* _DATASET RECORDS_:

============

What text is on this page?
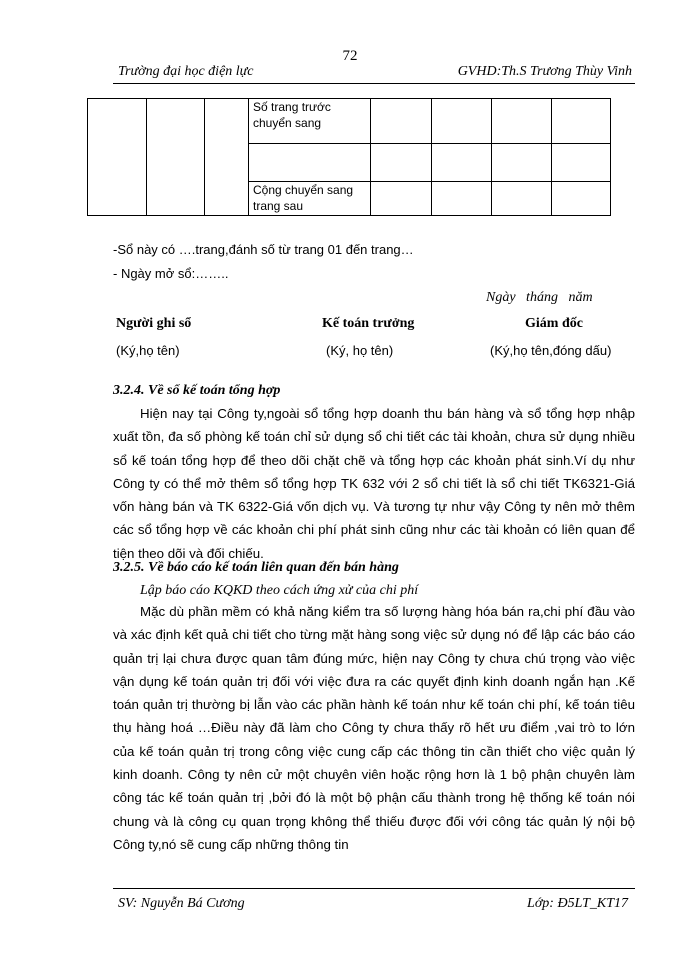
72
Trường đại học điện lực	GVHD:Th.S Trương Thùy Vinh
			Số trang trước chuyển sang				

			Cộng chuyển sang trang sau				
-Sổ này có ….trang,đánh số từ trang 01 đến trang…
- Ngày mở sổ:……..
Ngày   tháng   năm
Người ghi sổ	Kế toán trưởng	Giám đốc
(Ký,họ tên)	(Ký, họ tên)	(Ký,họ tên,đóng dấu)
3.2.4. Về sổ kế toán tổng hợp

Hiện nay tại Công ty,ngoài sổ tổng hợp doanh thu bán hàng và sổ tổng hợp nhập xuất tồn, đa số phòng kế toán chỉ sử dụng sổ chi tiết các tài khoản, chưa sử dụng nhiều sổ kế toán tổng hợp để theo dõi chặt chẽ và tổng hợp các khoản phát sinh.Ví dụ như Công ty có thể mở thêm sổ tổng hợp TK 632 với 2 sổ chi tiết là sổ chi tiết TK6321-Giá vốn hàng bán và TK 6322-Giá vốn dịch vụ. Và tương tự như vậy Công ty nên mở thêm các sổ tổng hợp về các khoản chi phí phát sinh cũng như các tài khoản có liên quan để tiện theo dõi và đối chiếu.

3.2.5. Về báo cáo kế toán liên quan đến bán hàng
Lập báo cáo KQKD theo cách ứng xử của chi phí

Mặc dù phần mềm có khả năng kiểm tra số lượng hàng hóa bán ra,chi phí đầu vào và xác định kết quả chi tiết cho từng mặt hàng song việc sử dụng nó để lập các báo cáo quản trị lại chưa được quan tâm đúng mức, hiện nay Công ty chưa chú trọng vào việc vận dụng kế toán quản trị đối với việc đưa ra các quyết định kinh doanh ngắn hạn .Kế toán quản trị thường bị lẫn vào các phần hành kế toán như kế toán chi phí, kế toán tiêu thụ hàng hoá …Điều này đã làm cho Công ty chưa thấy rõ hết ưu điểm ,vai trò to lớn của kế toán quản trị trong công việc cung cấp các thông tin cần thiết cho việc quản lý kinh doanh. Công ty nên cử một chuyên viên hoặc rộng hơn là 1 bộ phận chuyên làm công tác kế toán quản trị ,bởi đó là một bộ phận cấu thành trong hệ thống kế toán nói chung và là công cụ quan trọng không thể thiếu được đối với công tác quản lý nội bộ Công ty,nó sẽ cung cấp những thông tin

SV: Nguyễn Bá Cương	Lớp: Đ5LT_KT17
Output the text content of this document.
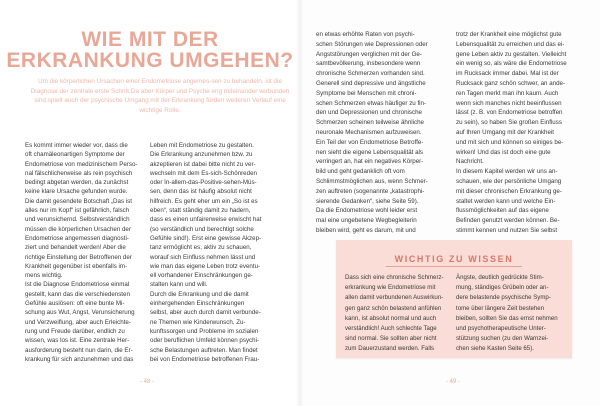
WIE MIT DER
ERKRANKUNG UMGEHEN?
Um die körperlichen Ursachen einer Endometriose angemes-sen zu behandeln, ist die Diagnose der zentrale erste Schritt.Da aber Körper und Psyche eng miteinander verbunden sind,spielt auch der psychische Umgang mit der Erkrankung fürden weiteren Verlauf eine wichtige Rolle.
Es kommt immer wieder vor, dass die
oft chamäleonartigen Symptome der
Endometriose von medizinischem Perso-
nal fälschlicherweise als rein psychisch
bedingt abgetan werden, da zunächst
keine klare Ursache gefunden wurde.
Die damit gesendete Botschaft „Das ist
alles nur im Kopf“ ist gefährlich, falsch
und verunsichernd. Selbstverständlich
müssen die körperlichen Ursachen der
Endometriose angemessen diagnosti-
ziert und behandelt werden! Aber die
richtige Einstellung der Betroffenen der
Krankheit gegenüber ist ebenfalls im-
mens wichtig.
Ist die Diagnose Endometriose einmal
gestellt, kann das die verschiedensten
Gefühle auslösen: oft eine bunte Mi-
schung aus Wut, Angst, Verunsicherung
und Verzweiflung, aber auch Erleichte-
rung und Freude darüber, endlich zu
wissen, was los ist. Eine zentrale Her-
ausforderung besteht nun darin, die Er-
krankung für sich anzunehmen und das
Leben mit Endometriose zu gestalten.
Die Erkrankung anzunehmen bzw. zu
akzeptieren ist dabei bitte nicht zu ver-
wechseln mit dem Es-sich-Schönreden
oder In-allem-das-Positive-sehen-Müs-
sen, denn das ist häufig absolut nicht
hilfreich. Es geht eher um ein „So ist es
eben“, statt ständig damit zu hadern,
dass es einen unfairerweise erwischt hat
(so verständlich und berechtigt solche
Gefühle sind!). Erst eine gewisse Akzep-
tanz ermöglicht es, aktiv zu schauen,
worauf sich Einfluss nehmen lässt und
wie man das eigene Leben trotz eventu-
ell vorhandener Einschränkungen ge-
stalten kann und will.
Durch die Erkrankung und die damit
einhergehenden Einschränkungen
selbst, aber auch durch damit verbunde-
ne Themen wie Kinderwunsch, Zu-
kunftssorgen und Probleme im sozialen
oder beruflichen Umfeld können psychi-
sche Belastungen auftreten. Man findet
bei von Endometriose betroffenen Frau-
- 48 -
en etwas erhöhte Raten von psychi-
schen Störungen wie Depressionen oder
Angststörungen verglichen mit der Ge-
samtbevölkerung, insbesondere wenn
chronische Schmerzen vorhanden sind.
Generell sind depressive und ängstliche
Symptome bei Menschen mit chroni-
schen Schmerzen etwas häufiger zu fin-
den und Depressionen und chronische
Schmerzen scheinen teilweise ähnliche
neuronale Mechanismen aufzuweisen.
Ein Teil der von Endometriose Betroffe-
nen sieht die eigene Lebensqualität als
verringert an, hat ein negatives Körper-
bild und geht gedanklich oft vom
Schlimmstmöglichen aus, wenn Schmer-
zen auftreten (sogenannte „katastrophi-
sierende Gedanken“, siehe Seite 59).
Da die Endometriose wohl leider erst
mal eine ungebetene Wegbegleiterin
bleiben wird, geht es darum, mit und
trotz der Krankheit eine möglichst gute
Lebensqualität zu erreichen und das ei-
gene Leben aktiv zu gestalten. Vielleicht
ein wenig so, als wäre die Endometriose
im Rucksack immer dabei. Mal ist der
Rucksack ganz schön schwer, an ande-
ren Tagen merkt man ihn kaum. Auch
wenn sich manches nicht beeinflussen
lässt (z. B. von Endometriose betroffen
zu sein), so haben Sie großen Einfluss
auf Ihren Umgang mit der Krankheit
und mit sich und können so einiges be-
wirken! Und das ist doch eine gute
Nachricht.
In diesem Kapitel werden wir uns an-
schauen, wie der persönliche Umgang
mit dieser chronischen Erkrankung ge-
staltet werden kann und welche Ein-
flussmöglichkeiten auf das eigene
Befinden genutzt werden können. Be-
stimmt kennen und nutzen Sie selbst
- 49 -
WICHTIG ZU WISSEN
Dass sich eine chronische Schmerz-
erkrankung wie Endometriose mit
allen damit verbundenen Auswirkun-
gen ganz schön belastend anfühlen
kann, ist absolut normal und auch
verständlich! Auch schlechte Tage
sind normal. Sie sollten aber nicht
zum Dauerzustand werden. Falls
Ängste, deutlich gedrückte Stim-
mung, ständiges Grübeln oder an-
dere belastende psychische Symp-
tome über längere Zeit bestehen
bleiben, sollten Sie das ernst nehmen
und psychotherapeutische Unter-
stützung suchen (zu den Warnzei-
chen siehe Kasten Seite 65).
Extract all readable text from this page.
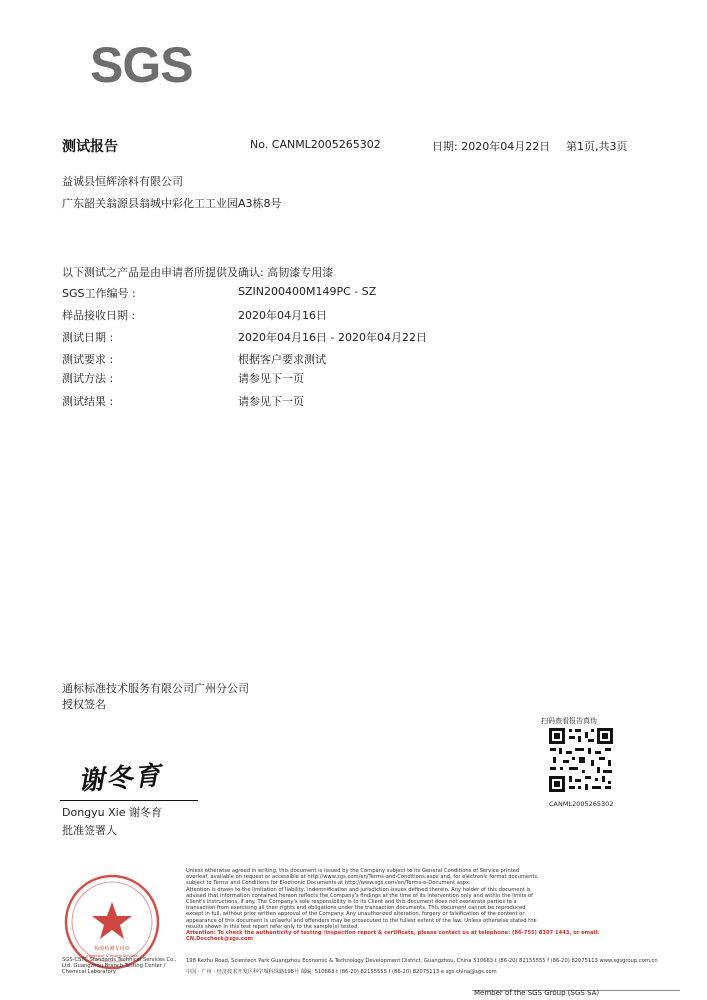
SGS
测试报告	No. CANML2005265302	日期: 2020年04月22日 第1页,共3页
益诚县恒辉涂料有限公司
广东韶关翁源县翁城中彩化工工业园A3栋8号
以下测试之产品是由申请者所提供及确认: 高韧漆专用漆
SGS工作编号 :	SZIN200400M149PC - SZ
样品接收日期 :	2020年04月16日
测试日期 :	2020年04月16日 - 2020年04月22日
测试要求 :	根据客户要求测试
测试方法 :	请参见下一页
测试结果 :	请参见下一页
通标标准技术服务有限公司广州分公司
授权签名
谢冬育
Dongyu Xie 谢冬育
批准签署人
扫码查看报告真伪
CANML2005265302
检验检测专用章
Inspection & Testing Services
Unless otherwise agreed in writing, this document is issued by the Company subject to its General Conditions of Service printed
overleaf, available on request or accessible at http://www.sgs.com/en/Terms-and-Conditions.aspx and, for electronic format documents,
subject to Terms and Conditions for Electronic Documents at http://www.sgs.com/en/Terms-e-Document.aspx.
Attention is drawn to the limitation of liability, indemnification and jurisdiction issues defined therein. Any holder of this document is
advised that information contained hereon reflects the Company's findings at the time of its intervention only and within the limits of
Client's instructions, if any. The Company's sole responsibility is to its Client and this document does not exonerate parties to a
transaction from exercising all their rights and obligations under the transaction documents. This document cannot be reproduced
except in full, without prior written approval of the Company. Any unauthorized alteration, forgery or falsification of the content or
appearance of this document is unlawful and offenders may be prosecuted to the fullest extent of the law. Unless otherwise stated the
results shown in this test report refer only to the sample(s) tested.
Attention: To check the authenticity of testing /inspection report & certificate, please contact us at telephone: (86-755) 8307 1443, or email: CN.Doccheck@sgs.com
SGS-CSTC Standards Technical Services Co., Ltd. Guangzhou Branch Testing Center / Chemical Laboratory
198 Kezhu Road, Scientech Park Guangzhou Economic & Technology Development District, Guangzhou, China 510663 t (86-20) 82155555 f (86-20) 82075113 www.sgsgroup.com.cn
中国 · 广州 · 经济技术开发区科学城科珠路198号 邮编: 510663 t (86-20) 82155555 f (86-20) 82075113 e sgs.china@sgs.com
Member of the SGS Group (SGS SA)
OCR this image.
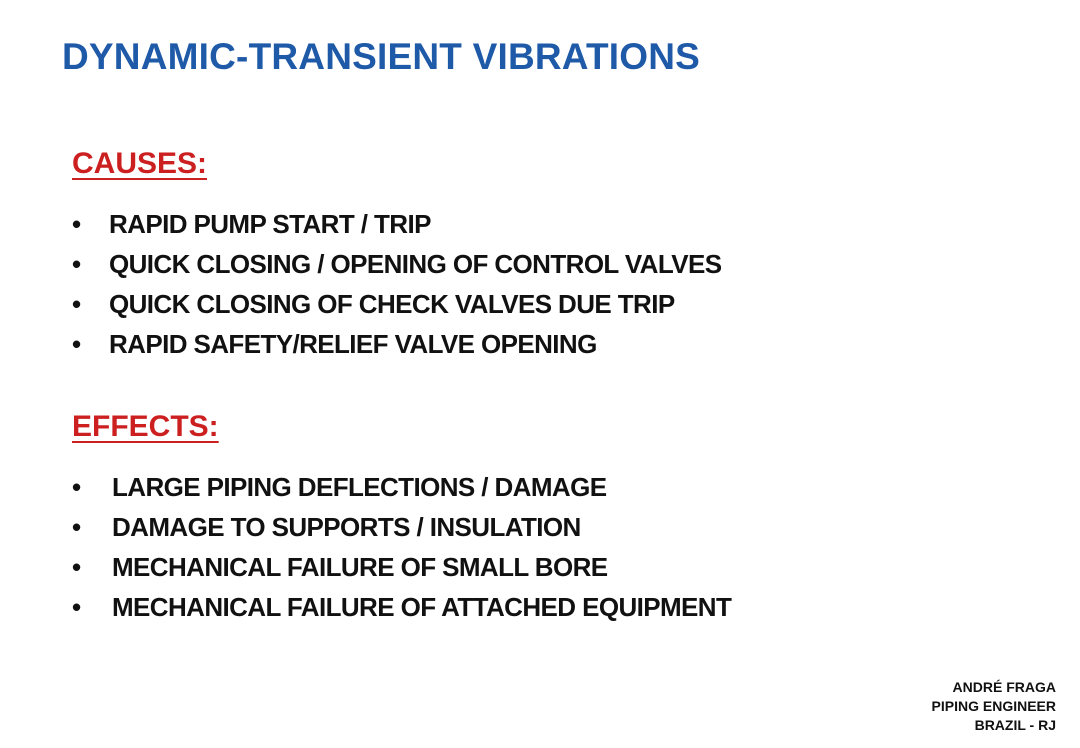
DYNAMIC-TRANSIENT VIBRATIONS
CAUSES:
• RAPID PUMP START / TRIP
• QUICK CLOSING / OPENING OF CONTROL VALVES
• QUICK CLOSING OF CHECK VALVES DUE TRIP
• RAPID SAFETY/RELIEF VALVE OPENING
EFFECTS:
• LARGE PIPING DEFLECTIONS / DAMAGE
• DAMAGE TO SUPPORTS / INSULATION
• MECHANICAL FAILURE OF SMALL BORE
• MECHANICAL FAILURE OF ATTACHED EQUIPMENT
ANDRÉ FRAGA
PIPING ENGINEER
BRAZIL - RJ
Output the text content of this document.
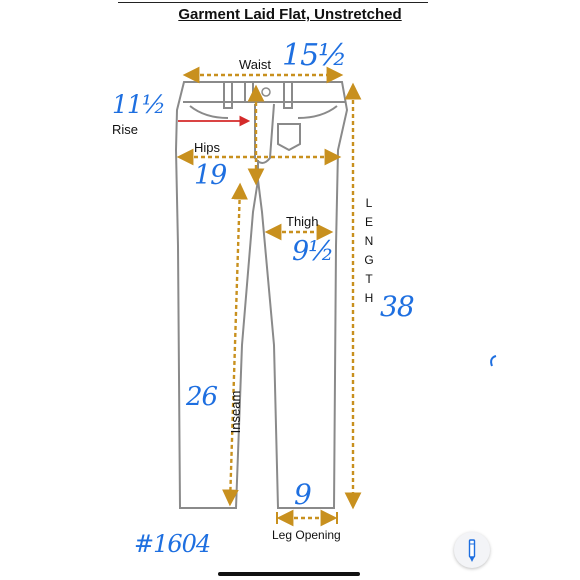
Garment Laid Flat, Unstretched
Waist
Rise
Hips
Thigh
Inseam
Leg Opening
L
E
N
G
T
H
15½
11½
19
9½
38
26
9
#1604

============

* _OBJECTIVE_: Say how many lines in the records hold "Gefühle", with the number as the whole reply.

* _CORRECT ANSWER_: 2